Return each line that holds the word "marinated".
===== RAW RECORDS
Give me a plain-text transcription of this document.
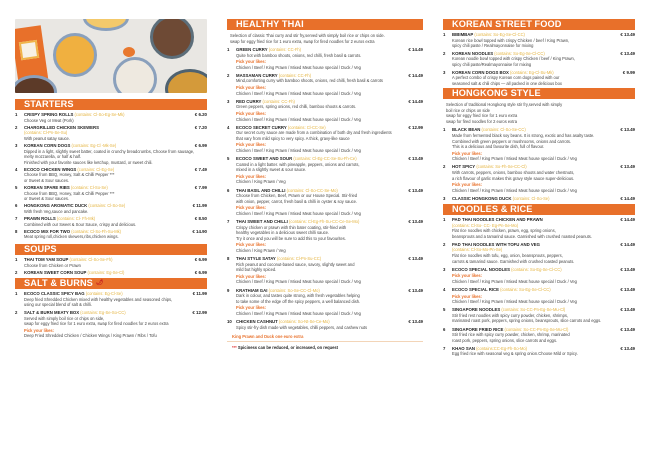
STARTERS
1 CRISPY SPRING ROLLS (contains: Cl-So-Eg-Se-Mk)	€ 6.20
Choose Veg or Meat (Pork)
2 CHARGRILLED CHICKEN SKEWERS
(contains: Cl-Pn-Se-Su)
€ 7.20
With peanut satay sauce.
3 KOREAN CORN DOGS (contains: Eg-Cl -Mk-Se)	€ 6.99
Dipped in a light, slightly sweet batter, coated in crunchy breadcrumbs, Choose from sausage,
melty mozzarella, or half & half.
Finished with your favorite sauces like ketchup, mustard, or sweet chili.
4 ECOCO CHICKEN WINGS (contains: Cl-Eg-Se)	€ 7.49
Choose from BBQ, Honey, Salt & Chilli Pepper ***
or Sweet & Sour sauces.
5 KOREAN SPARE RIBS (contains: Cl-So-Se)	€ 7.99
Choose from BBQ, Honey, Salt & Chilli Pepper ***
or Sweet & Sour sauces.
6 HONGKONG AROMATIC DUCK (contains: Cl-So-Se)	€ 11.99
With fresh Veg,sauce and pancake.
7 PRAWN ROLLS (contains: Cl- Fh-Mk)	€ 8.50
Combined with our Sweet & Sour Sauce, crispy and delicious.
8 ECOCO MIX FOR TWO (contains: Cl-So-Fh-Su-Mk)	€ 14.90
Meat spring roll,chicken skewers,ribs,chicken wings.
SOUPS
1 THAI TOM YAM SOUP (contains: Cl-So-Se-Fh)	€ 6.99
Choose from Chicken or Prawn
2 KOREAN SWEET CORN SOUP (contains: Eg-Se-Cl)	€ 6.99
SALT & BURNS 🌶
1 ECOCO CLASSIC SPICY BAG (contains: Eg-Cl-Se)	€ 11.99
Deep fried Shredded Chicken mixed with healthy vegetables and seasoned chips,
using our special blend of salt & chilli.
2 SALT & BURN MEATY BOX (contains: Eg-Se-So-CC)	€ 12.99
Served with simply boil rice or chips on side,
swap for eggy fried rice for 1 euro extra, swap for fired noodles for 2 euros extra
Pick your likes:
Deep Fried Shredded Chicken / Chicken Wings / King Prawn / Ribs / Tofu
HEALTHY THAI
Selection of classic Thai curry and stir fry,served with simply boil rice or chips on side.
swap for eggy fried rice for 1 euro extra, swap for fired noodles for 2 euros extra
1 GREEN CURRY (contains: CC-Fh)	€ 14.49
Quite hot with bamboo shoots, onions, red chilli, fresh basil & carrots.
Pick your likes:
Chicken / Beef / King Prawn / Mixed Meat house special / Duck / Veg
2 MASSAMAN CURRY (contains: CC-Fh)	€ 14.49
Mind,comforting curry with bamboo shoots, onions, red chilli, fresh basil & carrots
Pick your likes:
Chicken / Beef / King Prawn / Mixed Meat house special / Duck / Veg
3 RED CURRY (contains: CC-Fh)	€ 14.49
Green peppers, spring onions, red chilli, bamboo shoots & carrots.
Pick your likes:
Chicken / Beef / King Prawn / Mixed Meat house special / Duck / Veg
4 ECOCO SECRET CURRY (contains: Cl-CC-Se)	€ 12.99
Our secret curry sauce are made from a combination of both dry and fresh ingredients
that vary from mild spicy to very spicy. A thick, gravy-like sauce
Pick your likes:
Chicken / Beef / King Prawn / Mixed Meat house special / Duck / Veg
5 ECOCO SWEET AND SOUR (contains: Cl-Eg-CC-Se-Su-Fh-Ce)	€ 13.49
Coated in a light batter. with pineapple, peppers, onions and carrots,
mixed in a slightly sweet & sour sauce.
Pick your likes:
Chicken / King Prawn / Veg
6 THAI BASIL AND CHILLI (contains: Cl-So-CC-Se-Mo)	€ 13.49
Choose from Chicken, Beef, Prawn or our House Special. Stir-fried
with onion, pepper, carrot, fresh basil & chilli in oyster & soy sauce.
Pick your likes:
Chicken / Beef / King Prawn / Mixed Meat house special / Duck / Veg
7 THAI SWEET AND CHILLI (contains: Cl-Eg-Fh-Su-CC-Ce-Se-Mo)	€ 13.49
Crispy chicken or prawn with thin bater coating, stir-fried with
healthy vegetables in a delicious sweet chilli sauce.
Try it once and you will be sure to add this to your favourites.
Pick your likes:
Chicken / King Prawn / Veg
8 THAI STYLE SATAY (contains: Cl-Pn-Su-CC)	€ 13.49
Rich peanut and coconut-based sauce, savory, slightly sweet and
mild but highly spiced.
Pick your likes:
Chicken / Beef / King Prawn / Mixed Meat house special / Duck / Veg
9 KRATHIAM GAI (contains: So-Se-CC-Cl-Mo)	€ 13.49
Dark in colour, and tastes quite strong, with fresh vegetables helping
to take some of the edge off the spicy peppers, a well balanced dish.
Pick your likes:
Chicken / Beef / King Prawn / Mixed Meat house special / Duck / Veg
10 CHICKEN CASHNUT (contains: So-Nt-Se-Ce-Mo)	€ 13.49
Spicy stir-fry dish made with vegetables, chilli peppers, and cashew nuts
King Prawn and Duck one euro extra
*** Spiciness can be reduced, or increased, on request
KOREAN STREET FOOD
1 BIBIMBAP (contains: So-Eg-Se-Cl-CC)	€ 13.49
Korean rice bowl topped with crispy Chicken / beef / King Prawn,
spicy chili paste / Realmayonnaise for mixing
2 KOREAN NOODLES (contains: So-Eg-Se-Cl-CC)	€ 13.49
Korean noodle bowl topped with crispy Chicken / beef / King Prawn,
spicy chili paste/Realmayonnaise for mixing
3 KOREAN CORN DOGS BOX (contains: Eg-Cl-Su-Mk)	€ 9.99
A perfect combo of crispy Korean corn dogs paired with our
seasoned salt & chili chips — all packed in one delicious box
HONGKONG STYLE
Selection of traditional Hongkong style stir fry,served with simply
boil rice or chips on side
swap for eggy fried rice for 1 euro extra
swap for fired noodles for 2 euros extra
1 BLACK BEAN (contains: Cl-So-Se-CC)	€ 13.49
Made from fermented black soy beans. It is strong, exotic and has asalty taste.
Combined with green peppers or mushrooms, onions and carrots.
This is a delicious and favourite dish, full of flavour.
Pick your likes:
Chicken / Beef / King Prawn / Mixed Meat house special / Duck / Veg
2 HOT SPICY (contains: So-Fh-Se-CC-Cl)	€ 13.49
With carrots, peppers, onions, bamboo shoots and water chestnuts,
a rich flavour of garlic makes this gravy style sauce super-delicious.
Pick your likes:
Chicken / Beef / King Prawn / Mixed Meat house special / Duck / Veg
3 CLASSIC HONGKONG DUCK (contains: Cl-So-Se)	€ 14.49
NOODLES & RICE
1 PAD THAI NOODLES CHICKEN AND PRAWN
(contains: Cl-So- CC- Eg-Pn-Se-Mo)
€ 14.49
Flat rice noodles with chicken, prawn, egg, spring onions,
beansprouts and a tamarind sauce. Garnished with crushed roasted peanuts.
2 PAD THAI NOODLES WITH TOFU AND VEG
(contains: Cl-So-Mo-Pn-Se)
€ 14.49
Flat rice noodles with tofu, egg, onion, beansprouts, peppers,
carrots & tamarind sauce. Garnished with crushed roasted peanuts.
3 ECOCO SPECIAL NOODLES (contains: So-Eg-Se-Cl-CC)	€ 13.49
Pick your likes:
Chicken / Beef / King Prawn / Mixed Meat house special / Duck / Veg
4 ECOCO SPECIAL RICE (contains: So-Eg-Se-Cl-CC)	€ 13.49
Pick your likes:
Chicken / Beef / King Prawn / Mixed Meat house special / Duck / Veg
5 SINGAPORE NOODLES (contains: So-CC-Pn-Eg-Se-Mu-Cl)	€ 13.49
Stir fried rest noodles with spicy curry powder, chicken, shrimps,
marinated roast pork, peppers, spring onions, beansprouts, slice carrots and eggs.
6 SINGAPORE FRIED RICE (contains: So-CC-Pn-Eg-Se-Mu-Cl)	€ 13.49
Stir fried rice with spicy curry powder, chicken, shrimp, marinated
roast pork, peppers, spring onions, slice carrots and eggs.
7 KHAO SAN (contains:CC-Eg-Fh-So-Mo)	€ 13.49
Egg fried rice with seasonal veg & spring onion.Choose Mild or Spicy.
==========
• _EXERCISE RESULT_:
marinated roast pork, peppers, spring onions, beansprouts, slice carrots and eggs.
Stir fried rice with spicy curry powder, chicken, shrimp, marinated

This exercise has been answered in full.